Omit images. Retype all entries verbatim.

THE DATA start

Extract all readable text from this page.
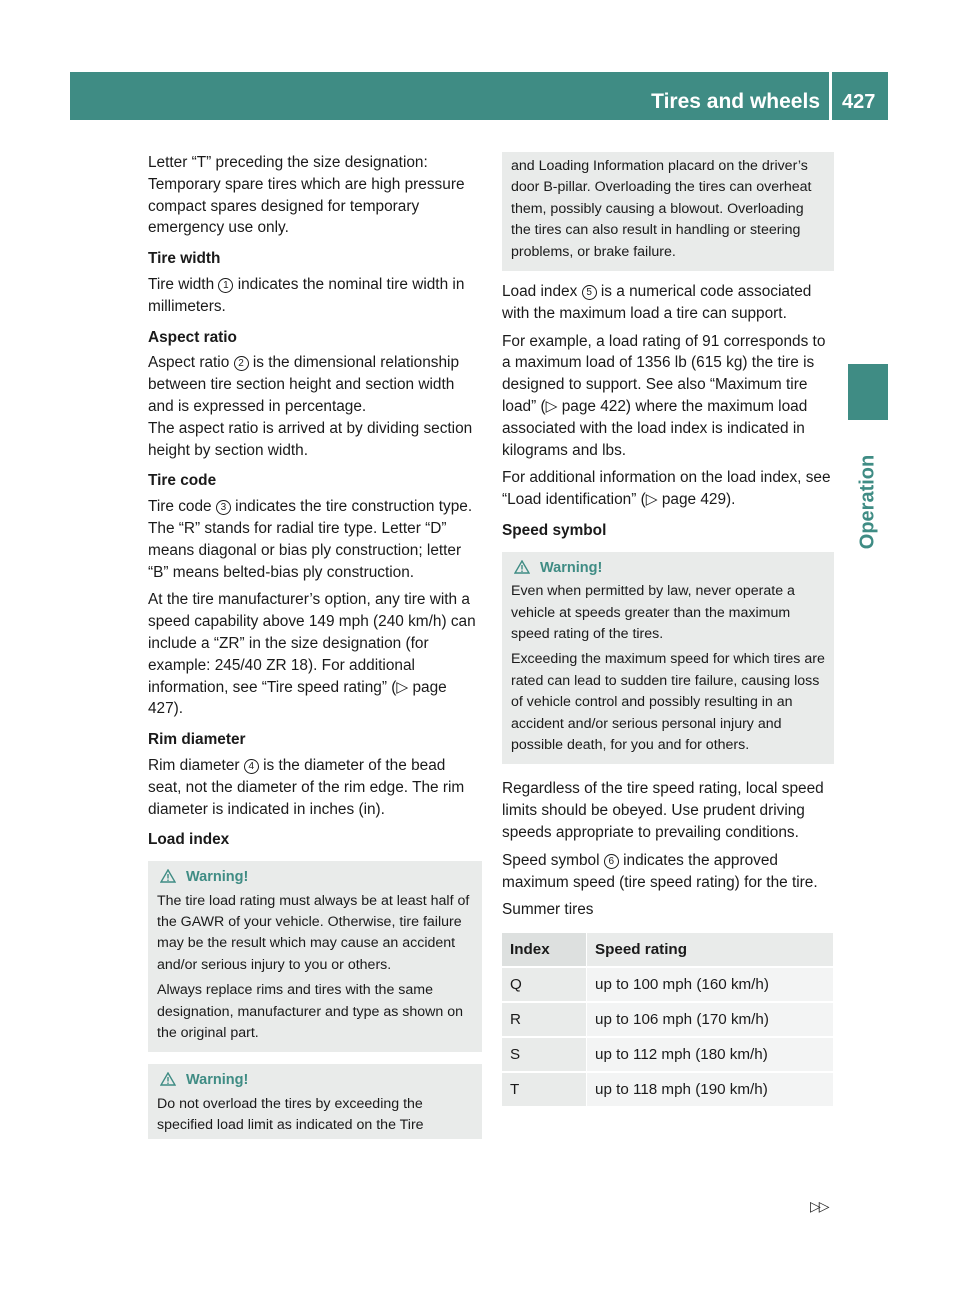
Tires and wheels 427
Operation

Letter “T” preceding the size designation: Temporary spare tires which are high pressure compact spares designed for temporary emergency use only.

Tire width

Tire width 1 indicates the nominal tire width in millimeters.

Aspect ratio

Aspect ratio 2 is the dimensional relationship between tire section height and section width and is expressed in percentage.

The aspect ratio is arrived at by dividing section height by section width.

Tire code

Tire code 3 indicates the tire construction type. The “R” stands for radial tire type. Letter “D” means diagonal or bias ply construction; letter “B” means belted-bias ply construction.

At the tire manufacturer’s option, any tire with a speed capability above 149 mph (240 km/h) can include a “ZR” in the size designation (for example: 245/40 ZR 18). For additional information, see “Tire speed rating” (▷ page 427).

Rim diameter

Rim diameter 4 is the diameter of the bead seat, not the diameter of the rim edge. The rim diameter is indicated in inches (in).

Load index
Warning!

The tire load rating must always be at least half of the GAWR of your vehicle. Otherwise, tire failure may be the result which may cause an accident and/or serious injury to you or others.

Always replace rims and tires with the same designation, manufacturer and type as shown on the original part.

Warning!

Do not overload the tires by exceeding the specified load limit as indicated on the Tire

and Loading Information placard on the driver’s door B-pillar. Overloading the tires can overheat them, possibly causing a blowout. Overloading the tires can also result in handling or steering problems, or brake failure.

Load index 5 is a numerical code associated with the maximum load a tire can support.

For example, a load rating of 91 corresponds to a maximum load of 1356 lb (615 kg) the tire is designed to support. See also “Maximum tire load” (▷ page 422) where the maximum load associated with the load index is indicated in kilograms and lbs.

For additional information on the load index, see “Load identification” (▷ page 429).

Speed symbol
Warning!

Even when permitted by law, never operate a vehicle at speeds greater than the maximum speed rating of the tires.

Exceeding the maximum speed for which tires are rated can lead to sudden tire failure, causing loss of vehicle control and possibly resulting in an accident and/or serious personal injury and possible death, for you and for others.

Regardless of the tire speed rating, local speed limits should be obeyed. Use prudent driving speeds appropriate to prevailing conditions.

Speed symbol 6 indicates the approved maximum speed (tire speed rating) for the tire.

Summer tires

Index	Speed rating
Q	up to 100 mph (160 km/h)
R	up to 106 mph (170 km/h)
S	up to 112 mph (180 km/h)
T	up to 118 mph (190 km/h)
▷▷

THE DATA end

SOLVED EXERCISE –
Extract all readable text from this page.
Tires and wheels 427
Operation

Letter “T” preceding the size designation: Temporary spare tires which are high pressure compact spares designed for temporary emergency use only.

Tire width

Tire width 1 indicates the nominal tire width in millimeters.

Aspect ratio

Aspect ratio 2 is the dimensional relationship between tire section height and section width and is expressed in percentage.

The aspect ratio is arrived at by dividing section height by section width.

Tire code

Tire code 3 indicates the tire construction type. The “R” stands for radial tire type. Letter “D” means diagonal or bias ply construction; letter “B” means belted-bias ply construction.

At the tire manufacturer’s option, any tire with a speed capability above 149 mph (240 km/h) can include a “ZR” in the size designation (for example: 245/40 ZR 18). For additional information, see “Tire speed rating” (▷ page 427).

Rim diameter

Rim diameter 4 is the diameter of the bead seat, not the diameter of the rim edge. The rim diameter is indicated in inches (in).

Load index
Warning!

The tire load rating must always be at least half of the GAWR of your vehicle. Otherwise, tire failure may be the result which may cause an accident and/or serious injury to you or others.

Always replace rims and tires with the same designation, manufacturer and type as shown on the original part.

Warning!

Do not overload the tires by exceeding the specified load limit as indicated on the Tire

and Loading Information placard on the driver’s door B-pillar. Overloading the tires can overheat them, possibly causing a blowout. Overloading the tires can also result in handling or steering problems, or brake failure.

Load index 5 is a numerical code associated with the maximum load a tire can support.

For example, a load rating of 91 corresponds to a maximum load of 1356 lb (615 kg) the tire is designed to support. See also “Maximum tire load” (▷ page 422) where the maximum load associated with the load index is indicated in kilograms and lbs.

For additional information on the load index, see “Load identification” (▷ page 429).

Speed symbol
Warning!

Even when permitted by law, never operate a vehicle at speeds greater than the maximum speed rating of the tires.

Exceeding the maximum speed for which tires are rated can lead to sudden tire failure, causing loss of vehicle control and possibly resulting in an accident and/or serious personal injury and possible death, for you and for others.

Regardless of the tire speed rating, local speed limits should be obeyed. Use prudent driving speeds appropriate to prevailing conditions.

Speed symbol 6 indicates the approved maximum speed (tire speed rating) for the tire.

Summer tires

Index	Speed rating
Q	up to 100 mph (160 km/h)
R	up to 106 mph (170 km/h)
S	up to 112 mph (180 km/h)
T	up to 118 mph (190 km/h)
▷▷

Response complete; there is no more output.